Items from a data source
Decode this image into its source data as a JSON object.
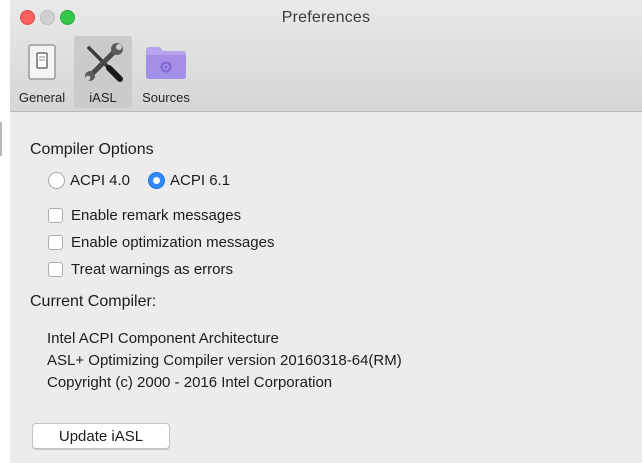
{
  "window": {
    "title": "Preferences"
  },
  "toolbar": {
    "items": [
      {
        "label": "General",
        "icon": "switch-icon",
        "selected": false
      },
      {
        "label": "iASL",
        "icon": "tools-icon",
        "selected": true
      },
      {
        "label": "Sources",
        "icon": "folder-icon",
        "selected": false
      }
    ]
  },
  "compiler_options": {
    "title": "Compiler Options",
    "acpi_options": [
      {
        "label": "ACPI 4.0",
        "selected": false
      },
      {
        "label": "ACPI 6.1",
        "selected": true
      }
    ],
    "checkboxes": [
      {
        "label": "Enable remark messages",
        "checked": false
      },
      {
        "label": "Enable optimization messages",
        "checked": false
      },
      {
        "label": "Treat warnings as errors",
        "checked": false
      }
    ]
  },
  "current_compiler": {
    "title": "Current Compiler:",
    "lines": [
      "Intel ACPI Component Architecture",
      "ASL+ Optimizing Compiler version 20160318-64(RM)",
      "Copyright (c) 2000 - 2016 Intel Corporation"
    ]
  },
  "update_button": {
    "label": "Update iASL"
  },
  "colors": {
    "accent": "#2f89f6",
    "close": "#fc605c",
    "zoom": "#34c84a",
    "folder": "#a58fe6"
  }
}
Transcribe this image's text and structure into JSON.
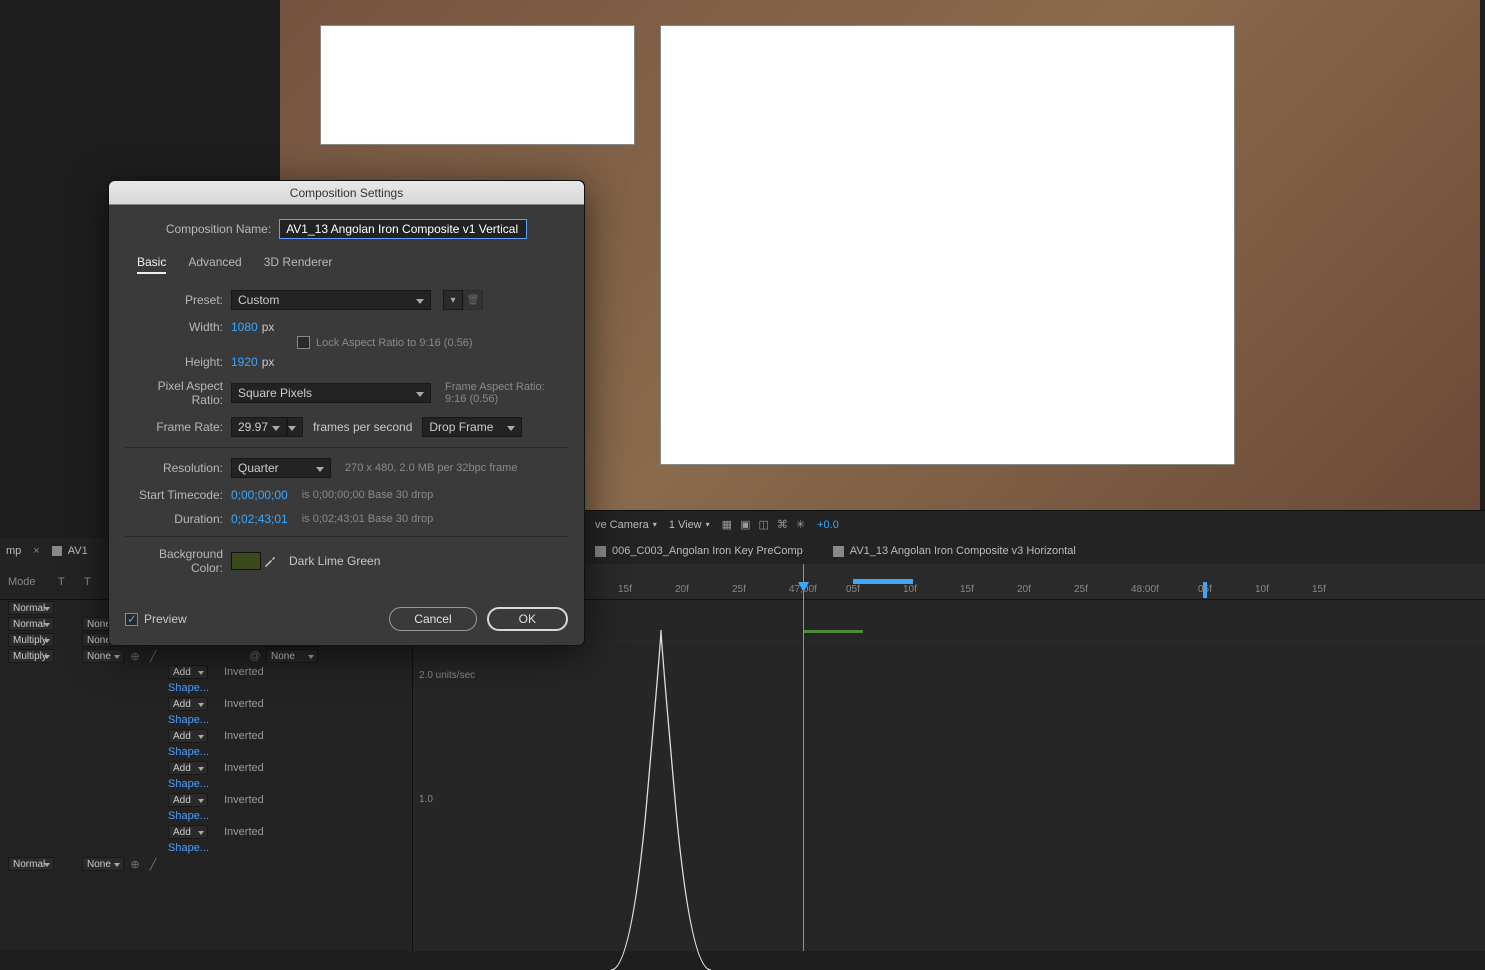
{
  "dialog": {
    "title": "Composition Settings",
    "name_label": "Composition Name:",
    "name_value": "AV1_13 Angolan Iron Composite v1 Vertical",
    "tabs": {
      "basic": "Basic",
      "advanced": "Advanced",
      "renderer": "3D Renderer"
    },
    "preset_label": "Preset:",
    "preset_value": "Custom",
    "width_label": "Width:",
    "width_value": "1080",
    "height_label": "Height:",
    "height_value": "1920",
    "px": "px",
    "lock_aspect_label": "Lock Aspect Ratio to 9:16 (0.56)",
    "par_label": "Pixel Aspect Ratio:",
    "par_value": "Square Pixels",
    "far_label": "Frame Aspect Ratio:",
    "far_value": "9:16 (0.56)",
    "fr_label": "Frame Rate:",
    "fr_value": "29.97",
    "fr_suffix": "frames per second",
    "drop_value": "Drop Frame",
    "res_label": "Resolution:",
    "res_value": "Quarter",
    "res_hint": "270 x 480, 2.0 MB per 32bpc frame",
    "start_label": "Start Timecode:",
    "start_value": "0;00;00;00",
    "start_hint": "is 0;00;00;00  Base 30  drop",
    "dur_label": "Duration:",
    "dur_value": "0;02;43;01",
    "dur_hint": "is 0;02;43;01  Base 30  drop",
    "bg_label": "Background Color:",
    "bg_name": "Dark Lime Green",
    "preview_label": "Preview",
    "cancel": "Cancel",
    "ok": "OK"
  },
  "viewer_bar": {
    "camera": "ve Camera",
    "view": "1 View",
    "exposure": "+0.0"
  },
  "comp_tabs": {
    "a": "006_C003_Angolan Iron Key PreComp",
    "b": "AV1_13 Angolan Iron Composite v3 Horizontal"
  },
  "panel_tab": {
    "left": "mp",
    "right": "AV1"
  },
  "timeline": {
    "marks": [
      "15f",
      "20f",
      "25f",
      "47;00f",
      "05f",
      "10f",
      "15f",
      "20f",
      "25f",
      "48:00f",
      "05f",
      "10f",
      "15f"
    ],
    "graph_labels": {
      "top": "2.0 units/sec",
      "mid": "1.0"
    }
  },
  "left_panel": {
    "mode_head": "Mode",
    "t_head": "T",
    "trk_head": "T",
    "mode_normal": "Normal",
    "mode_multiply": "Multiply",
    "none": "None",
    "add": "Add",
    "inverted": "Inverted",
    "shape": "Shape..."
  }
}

● **AIM**
Go through the preceding material and copy each line that has the word "this".

● **RESPONSE TO THE TASK**
Decode this image into its source data as a JSON object.
Transcribe this image's text and structure into JSON.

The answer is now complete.